TASK PROMPT:
Below are some records. How many of their lines contain the string "display"? Give the number only.

Recorded data
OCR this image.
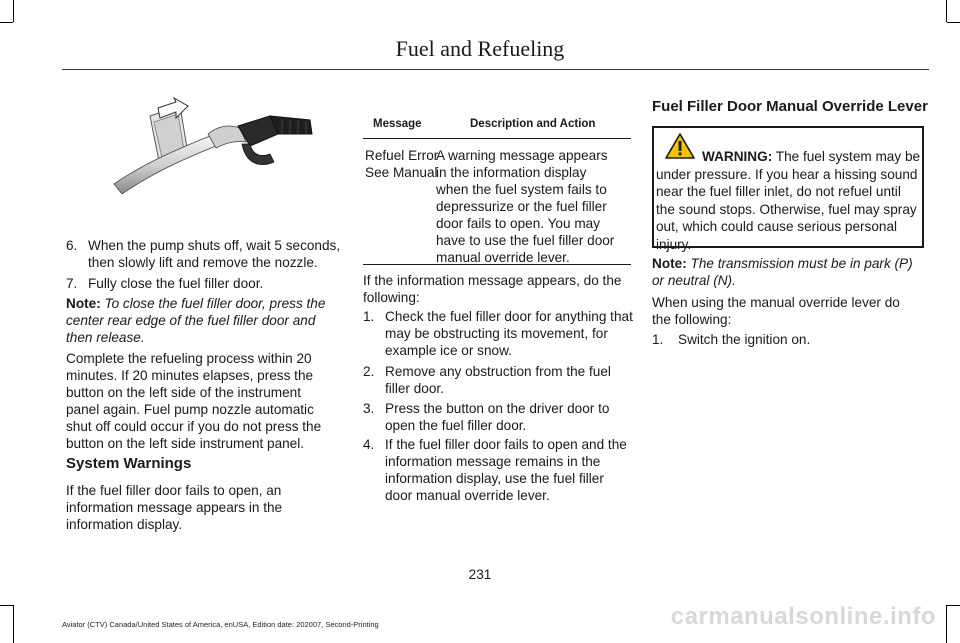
Fuel and Refueling
6. When the pump shuts off, wait 5 seconds,
then slowly lift and remove the nozzle.
7. Fully close the fuel filler door.

Note: To close the fuel filler door, press the
center rear edge of the fuel filler door and
then release.

Complete the refueling process within 20
minutes. If 20 minutes elapses, press the
button on the left side of the instrument
panel again. Fuel pump nozzle automatic
shut off could occur if you do not press the
button on the left side instrument panel.

System Warnings

If the fuel filler door fails to open, an
information message appears in the
information display.

Message	Description and Action
Refuel Error
See Manual
A warning message appears
in the information display
when the fuel system fails to
depressurize or the fuel filler
door fails to open. You may
have to use the fuel filler door
manual override lever.

If the information message appears, do the
following:

1. Check the fuel filler door for anything that
may be obstructing its movement, for
example ice or snow.
2. Remove any obstruction from the fuel
filler door.
3. Press the button on the driver door to
open the fuel filler door.
4. If the fuel filler door fails to open and the
information message remains in the
information display, use the fuel filler
door manual override lever.
Fuel Filler Door Manual Override Lever
WARNING: The fuel system may be
under pressure. If you hear a hissing sound
near the fuel filler inlet, do not refuel until
the sound stops. Otherwise, fuel may spray
out, which could cause serious personal
injury.

Note: The transmission must be in park (P)
or neutral (N).

When using the manual override lever do
the following:

1. Switch the ignition on.
231
Aviator (CTV) Canada/United States of America, enUSA, Edition date: 202007, Second-Printing	carmanualsonline.info
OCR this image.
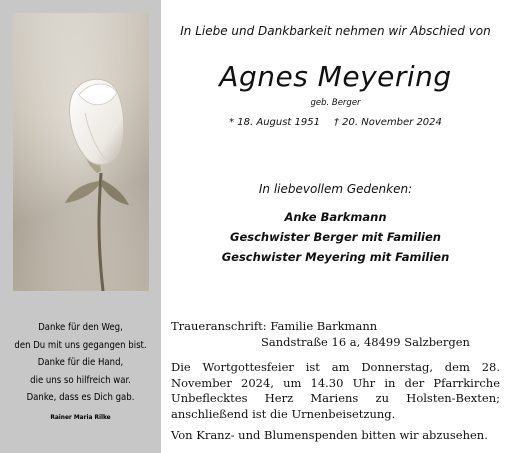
Danke für den Weg,
den Du mit uns gegangen bist.
Danke für die Hand,
die uns so hilfreich war.
Danke, dass es Dich gab.
Rainer Maria Rilke
In Liebe und Dankbarkeit nehmen wir Abschied von
Agnes Meyering
geb. Berger
* 18. August 1951 † 20. November 2024
In liebevollem Gedenken:
Anke Barkmann
Geschwister Berger mit Familien
Geschwister Meyering mit Familien
Traueranschrift: Familie Barkmann
Sandstraße 16 a, 48499 Salzbergen
Die Wortgottesfeier ist am Donnerstag, dem 28. November 2024, um 14.30 Uhr in der Pfarrkirche Unbeflecktes Herz Mariens zu Holsten-Bexten; anschließend ist die Urnenbeisetzung.
Von Kranz- und Blumenspenden bitten wir abzusehen.
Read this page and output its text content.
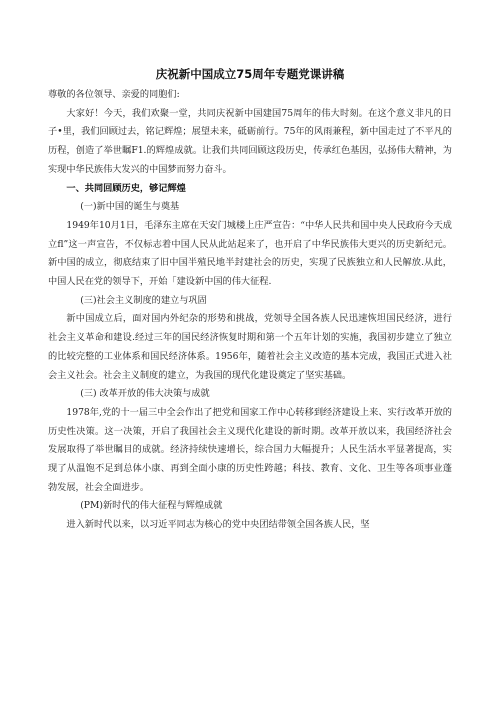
庆祝新中国成立75周年专题党课讲稿

尊敬的各位领导、亲爱的同胞们:

大家好！今天，我们欢聚一堂，共同庆祝新中国建国75周年的伟大时刻。在这个意义非凡的日子•里，我们回顾过去，铭记辉煌；展望未来，砥砺前行。75年的风雨兼程，新中国走过了不平凡的历程，创造了举世瞩F1.的辉煌成就。让我们共同回顾这段历史，传承红色基因，弘扬伟大精神，为实现中华民族伟大发兴的中国梦而努力奋斗。

一、共同回顾历史，够记辉煌

(一)新中国的诞生与奠基

1949年10月1日，毛泽东主席在天安门城楼上庄严宣告：“中华人民共和国中央人民政府今天成立fl”这一声宣告，不仅标志着中国人民从此站起来了，也开启了中华民族伟大更兴的历史新纪元。新中国的成立，彻底结束了旧中国半殖民地半封建社会的历史，实现了民族独立和人民解放.从此，中国人民在党的领导下，开始「建设新中国的伟大征程.

(三)社会主义制度的建立与巩固

新中国成立后，面对国内外纪杂的形势和挑战，党领导全国各族人民迅速恢坦国民经济，进行社会主义革命和建设.经过三年的国民经济恢复时期和第一个五年计划的实施，我国初步建立了独立的比较完整的工业体系和国民经济体系。1956年，随着社会主义改造的基本完成，我国正式进入社会主义社会。社会主义制度的建立，为我国的现代化建设奠定了坚实基础。

(三) 改革开放的伟大决策与成就

1978年,党的十一届三中全会作出了把党和国家工作中心转移到经济建设上来、实行改革开放的历史性决策。这一决策，开启了我国社会主义现代化建设的新时期。改革开放以来，我国经济社会发展取得了举世瞩目的成就。经济持续快速增长，综合国力大幅提升；人民生活水平显著提高，实现了从温饱不足到总体小康、再到全面小康的历史性跨越；科技、教育、文化、卫生等各项事业蓬勃发展，社会全面进步。

(PM)新时代的伟大征程与辉煌成就

进入新时代以来，以习近平同志为核心的党中央团结带领全国各族人民，坚
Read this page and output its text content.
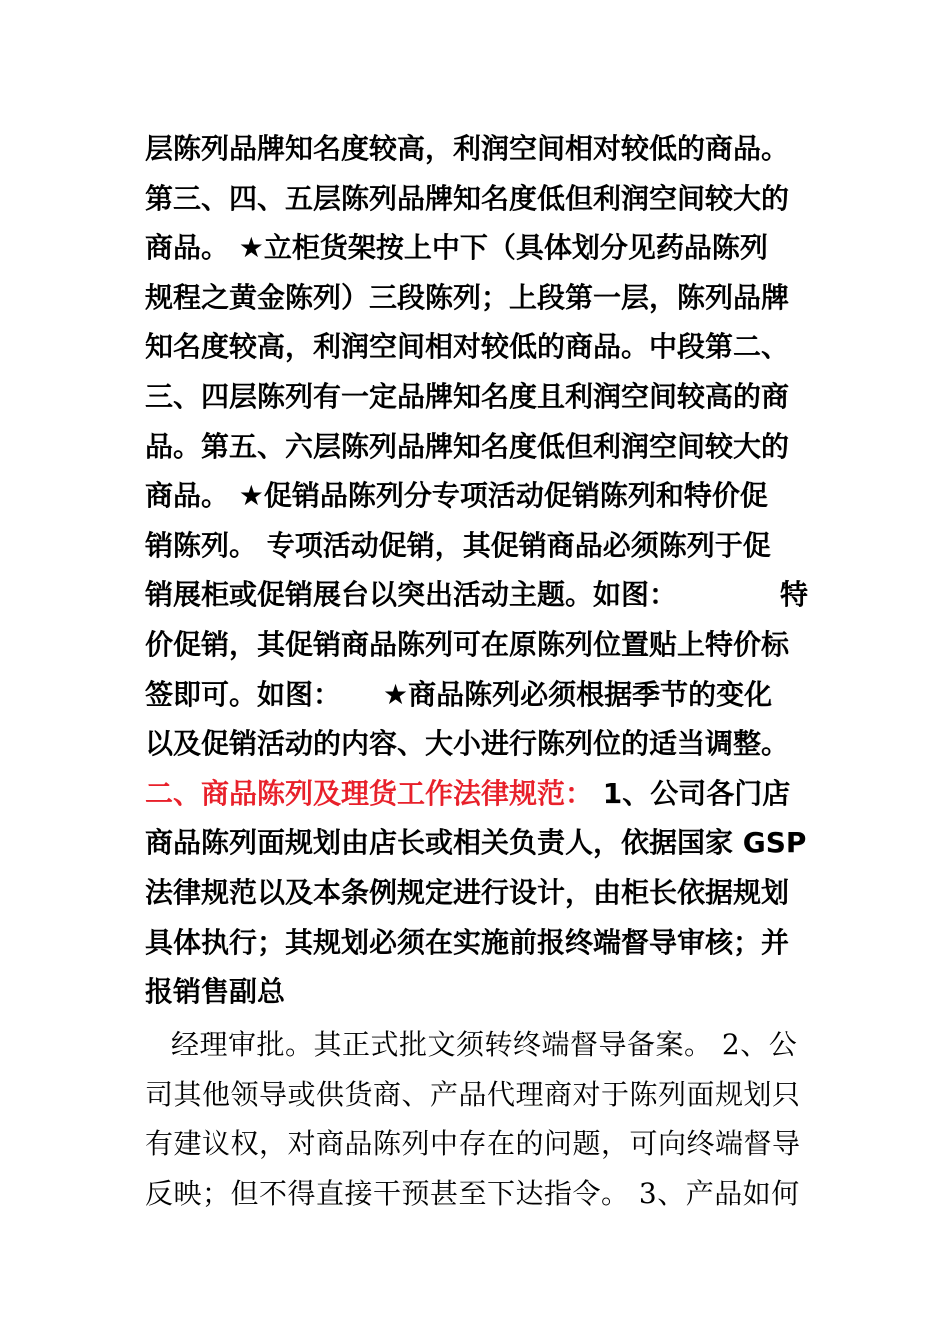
层陈列品牌知名度较高，利润空间相对较低的商品。
第三、四、五层陈列品牌知名度低但利润空间较大的
商品。 ★立柜货架按上中下（具体划分见药品陈列
规程之黄金陈列）三段陈列；上段第一层，陈列品牌
知名度较高，利润空间相对较低的商品。中段第二、
三、四层陈列有一定品牌知名度且利润空间较高的商
品。第五、六层陈列品牌知名度低但利润空间较大的
商品。 ★促销品陈列分专项活动促销陈列和特价促
销陈列。 专项活动促销，其促销商品必须陈列于促
销展柜或促销展台以突出活动主题。如图：	特
价促销，其促销商品陈列可在原陈列位置贴上特价标
签即可。如图：　　★商品陈列必须根据季节的变化
以及促销活动的内容、大小进行陈列位的适当调整。
二、商品陈列及理货工作法律规范： 1、公司各门店
商品陈列面规划由店长或相关负责人，依据国家 GSP
法律规范以及本条例规定进行设计，由柜长依据规划
具体执行；其规划必须在实施前报终端督导审核；并
报销售副总
经理审批。其正式批文须转终端督导备案。 2、公
司其他领导或供货商、产品代理商对于陈列面规划只
有建议权，对商品陈列中存在的问题，可向终端督导
反映；但不得直接干预甚至下达指令。 3、产品如何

SOLUTION FOR THIS EXERCISE:
3